### [Objectives]
A - Can you reproduce, word for word, the part of the tele-immersive environments text that opens with the words containing "While there have" and closes with "and dedicated networks."?
B - Would you resume the tele-immersive environments text, starting right after its last sentence?

### [Selected extract]
Tele-Immersive Environments for Geographically Distributed Interaction and Communication
During the last 10 years, several disparate technologies and science, notably in computer vision, computer graphics, distributed computing, and broadband networks have come together and facilitated geographically distributed tele-immersive environments in which people can interact and communicate.
We have built such 3D tele-immersive (TI) environments at the University of Illinois, Urbana-Champaign (UIUC) and University of California, Berkeley (UCB).1 The TI environments deploy large-scale 3D camera networks that capture, digitize, and reconstruct three dimensional images and sounds of moving people, as well as integrate and render the multimedia data from geographically distributed sites into a joint virtual space at each TI site. The reasons for deploying 3D TI environments, instead of just as an available video conferencing technology, are as follows: (1) the video conferencing displays only individual 2D video streams/pictures (though next to each other) on the screen, hence no joint virtual space can be created and no real interaction is feasible; (2) the 3D environment facilitates different views of interaction from any viewpoint, as the viewer desires, and with different digital options, such as different scales of participants and different people/scene orientations that create physically impossible views; and (3) with the 3D TI environment, one can easily integrate synthetic objects and other environments into the current immersive environment.
While there have been other demonstration projects of this nature (e.g., 2, 3, 4, 5, 6) they were restricted to the video sequences and special dedicated network connectivity. We are aiming to create 3D TI environments from COTS components for a common user who does not have the luxury of expensive supercomputing facilities, special purpose camera hardware and dedicated networks.
Yet we see the opportunity to use this kind of technology for exploring geographically distributed interaction and communication of people in which the physical/body interaction is important. We have explored this interaction in the domain of dance, since dance is a way of physical communication. However, we also see many other applications such as remote physiotherapy, collaboration between distributed scientists working on common multidimensional data sets, design of artifacts (architecture, mechanical, chemical and electrical designs), planning for coordinated activities and their like.

### [Data records]
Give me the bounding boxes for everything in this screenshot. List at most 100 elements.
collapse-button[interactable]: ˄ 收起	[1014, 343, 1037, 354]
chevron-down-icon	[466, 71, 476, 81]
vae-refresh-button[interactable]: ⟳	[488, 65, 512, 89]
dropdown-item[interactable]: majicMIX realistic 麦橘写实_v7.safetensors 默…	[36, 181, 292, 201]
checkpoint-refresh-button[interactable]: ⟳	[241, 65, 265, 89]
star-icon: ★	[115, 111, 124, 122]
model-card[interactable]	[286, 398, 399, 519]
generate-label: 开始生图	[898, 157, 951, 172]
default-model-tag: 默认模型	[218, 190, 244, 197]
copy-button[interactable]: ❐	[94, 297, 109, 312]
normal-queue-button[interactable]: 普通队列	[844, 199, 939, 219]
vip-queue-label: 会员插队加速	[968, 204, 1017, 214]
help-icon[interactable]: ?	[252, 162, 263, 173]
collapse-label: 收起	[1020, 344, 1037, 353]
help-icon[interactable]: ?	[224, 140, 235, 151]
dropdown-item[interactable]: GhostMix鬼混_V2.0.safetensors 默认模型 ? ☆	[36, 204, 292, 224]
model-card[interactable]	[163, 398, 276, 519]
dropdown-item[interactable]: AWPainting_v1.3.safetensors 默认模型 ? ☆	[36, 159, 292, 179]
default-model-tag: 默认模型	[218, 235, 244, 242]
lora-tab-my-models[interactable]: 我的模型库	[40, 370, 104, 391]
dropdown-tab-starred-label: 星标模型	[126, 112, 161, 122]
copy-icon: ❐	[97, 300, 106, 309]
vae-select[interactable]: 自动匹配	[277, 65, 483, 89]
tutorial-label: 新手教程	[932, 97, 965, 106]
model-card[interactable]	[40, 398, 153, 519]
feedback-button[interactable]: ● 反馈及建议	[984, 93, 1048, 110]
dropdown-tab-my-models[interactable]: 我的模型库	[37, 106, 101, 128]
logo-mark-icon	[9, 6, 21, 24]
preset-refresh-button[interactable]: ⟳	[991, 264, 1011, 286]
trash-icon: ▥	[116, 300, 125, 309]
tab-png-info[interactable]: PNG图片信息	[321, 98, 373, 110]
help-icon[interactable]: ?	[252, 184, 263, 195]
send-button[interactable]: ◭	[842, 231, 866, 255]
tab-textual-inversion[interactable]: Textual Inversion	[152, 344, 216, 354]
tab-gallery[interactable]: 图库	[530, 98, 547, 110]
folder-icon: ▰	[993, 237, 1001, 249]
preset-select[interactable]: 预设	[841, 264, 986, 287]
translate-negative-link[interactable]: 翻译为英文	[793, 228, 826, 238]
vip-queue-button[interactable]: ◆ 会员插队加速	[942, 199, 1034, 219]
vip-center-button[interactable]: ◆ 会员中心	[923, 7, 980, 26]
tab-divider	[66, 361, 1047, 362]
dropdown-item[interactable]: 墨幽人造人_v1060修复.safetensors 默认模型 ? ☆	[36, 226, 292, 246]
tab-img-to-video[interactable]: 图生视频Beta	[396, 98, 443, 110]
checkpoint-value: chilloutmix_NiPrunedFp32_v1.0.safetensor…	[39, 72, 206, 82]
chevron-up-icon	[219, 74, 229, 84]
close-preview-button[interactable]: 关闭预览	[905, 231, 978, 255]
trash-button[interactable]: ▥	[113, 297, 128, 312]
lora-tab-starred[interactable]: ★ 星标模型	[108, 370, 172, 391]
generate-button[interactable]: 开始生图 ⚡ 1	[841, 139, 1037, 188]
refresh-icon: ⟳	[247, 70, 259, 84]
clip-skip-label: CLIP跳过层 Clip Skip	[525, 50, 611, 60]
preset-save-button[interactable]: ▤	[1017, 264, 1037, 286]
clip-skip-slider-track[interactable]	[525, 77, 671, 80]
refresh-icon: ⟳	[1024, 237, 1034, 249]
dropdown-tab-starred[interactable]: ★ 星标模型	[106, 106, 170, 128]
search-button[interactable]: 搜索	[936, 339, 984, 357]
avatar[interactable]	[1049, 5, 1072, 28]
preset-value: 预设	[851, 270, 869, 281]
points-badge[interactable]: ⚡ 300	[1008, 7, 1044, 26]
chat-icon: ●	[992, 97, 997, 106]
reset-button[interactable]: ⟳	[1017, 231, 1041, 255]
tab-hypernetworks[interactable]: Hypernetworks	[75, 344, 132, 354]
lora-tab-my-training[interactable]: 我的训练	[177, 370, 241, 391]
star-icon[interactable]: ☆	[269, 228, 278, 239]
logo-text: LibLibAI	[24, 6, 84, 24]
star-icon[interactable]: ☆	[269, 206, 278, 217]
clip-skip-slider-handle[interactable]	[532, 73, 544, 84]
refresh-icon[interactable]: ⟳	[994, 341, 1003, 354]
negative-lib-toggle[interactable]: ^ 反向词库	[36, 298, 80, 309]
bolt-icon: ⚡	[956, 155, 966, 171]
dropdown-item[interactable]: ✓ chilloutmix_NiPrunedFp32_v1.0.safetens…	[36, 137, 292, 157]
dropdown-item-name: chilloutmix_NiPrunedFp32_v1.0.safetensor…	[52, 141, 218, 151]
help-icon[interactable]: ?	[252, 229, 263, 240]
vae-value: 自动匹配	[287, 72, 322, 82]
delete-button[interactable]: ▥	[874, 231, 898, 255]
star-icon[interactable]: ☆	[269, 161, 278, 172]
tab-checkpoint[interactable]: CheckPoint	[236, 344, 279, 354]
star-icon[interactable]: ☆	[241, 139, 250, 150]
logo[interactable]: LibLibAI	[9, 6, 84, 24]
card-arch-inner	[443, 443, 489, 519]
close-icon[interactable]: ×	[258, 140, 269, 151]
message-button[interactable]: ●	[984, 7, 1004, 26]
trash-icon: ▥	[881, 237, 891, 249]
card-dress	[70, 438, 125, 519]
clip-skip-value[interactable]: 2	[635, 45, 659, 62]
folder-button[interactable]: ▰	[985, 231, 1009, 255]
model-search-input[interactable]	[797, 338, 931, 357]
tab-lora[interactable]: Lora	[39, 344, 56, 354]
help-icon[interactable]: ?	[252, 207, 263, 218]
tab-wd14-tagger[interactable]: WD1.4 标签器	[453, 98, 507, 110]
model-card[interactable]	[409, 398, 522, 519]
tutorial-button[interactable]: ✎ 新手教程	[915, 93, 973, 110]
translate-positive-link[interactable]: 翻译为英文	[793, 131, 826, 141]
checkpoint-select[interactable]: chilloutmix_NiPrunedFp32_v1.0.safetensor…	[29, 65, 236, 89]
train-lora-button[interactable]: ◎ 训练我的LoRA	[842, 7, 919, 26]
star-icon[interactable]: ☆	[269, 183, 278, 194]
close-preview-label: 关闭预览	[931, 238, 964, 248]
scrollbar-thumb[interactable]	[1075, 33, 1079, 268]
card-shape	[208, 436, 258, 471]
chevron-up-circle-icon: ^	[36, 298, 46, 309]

### [In response]
A -
While there have been other demonstration projects of this nature (e.g., 2, 3, 4, 5, 6) they were restricted to the video sequences and special dedicated network connectivity. We are aiming to create 3D TI environments from COTS components for a common user who does not have the luxury of expensive supercomputing facilities, special purpose camera hardware and dedicated networks.

B -
In this article, we will describe the individual components comprising the UIUC and UCB TI environments, as well as the challenges and few solutions that allowed us to execute one of the very first public performances in geographically distributed collaborative dancing that took place in December 2006. We will briefly describe the experiment as well as lessons learned from this exciting and very successful performance.
Tele-Immersion is aimed to enable users in geographically distributed sites to collaborate in real time in a shared simulated environment as if they were in the same physical room. It combines computer vision, graphics and network communications to create joint virtual spaces for each participant at each TI site. As Figure 1 shows, each 3D TI site (UIUC and UCB) consists of Gigabit Ethernet networking that connects an array of 3D cameras, service computing PCs infrastructure, and displays/projectors into a coherent 3D capture and display environment. The TI sites are then connected via Internet2 for bilateral data exchange.
More precisely, the UCB TI site deploys 12 stereo clusters, where each cluster consists of four 2D cameras creating 3D video streams from each cluster (i.e., 48 2D cameras), eight IR pattern projectors to improve the 3D vision reconstruction, three microphones and four speakers, 13 PCs with two or four CPUs, running Windows XP, and two projectors for passive stereo projection, using circular polarization. This physical hardware provides 360 degree video stereo capturing capability, full-body 3D reconstruction, real-time data recording, real-time rendering and networking connectivity via Gigabit Ethernet to Internet 2.
At UIUC, the TI site deploys eight stereo clusters, one microphone and speaker, 11 PCs with two or four CPUs, running Windows XP, two plasma displays and two 3D displays. This physical hardware provides 100 degree video stereo capturing capability, full-body 3D reconstruction, real-time data recording, real-time rendering on multiple displays, and networking connectivity via Gigabit Ethernet to Internet 2. Figure 2 shows the experimental laboratories (left UIUC Laboratory, right UCB Laboratory), which serve as dance studios for the current collaborative dance experiments as described below.
To enable real-time interactive dance choreography in tele-immersive environments, multiple challenges need to be overcome. Some of the challenges have been solved, others are still in progress.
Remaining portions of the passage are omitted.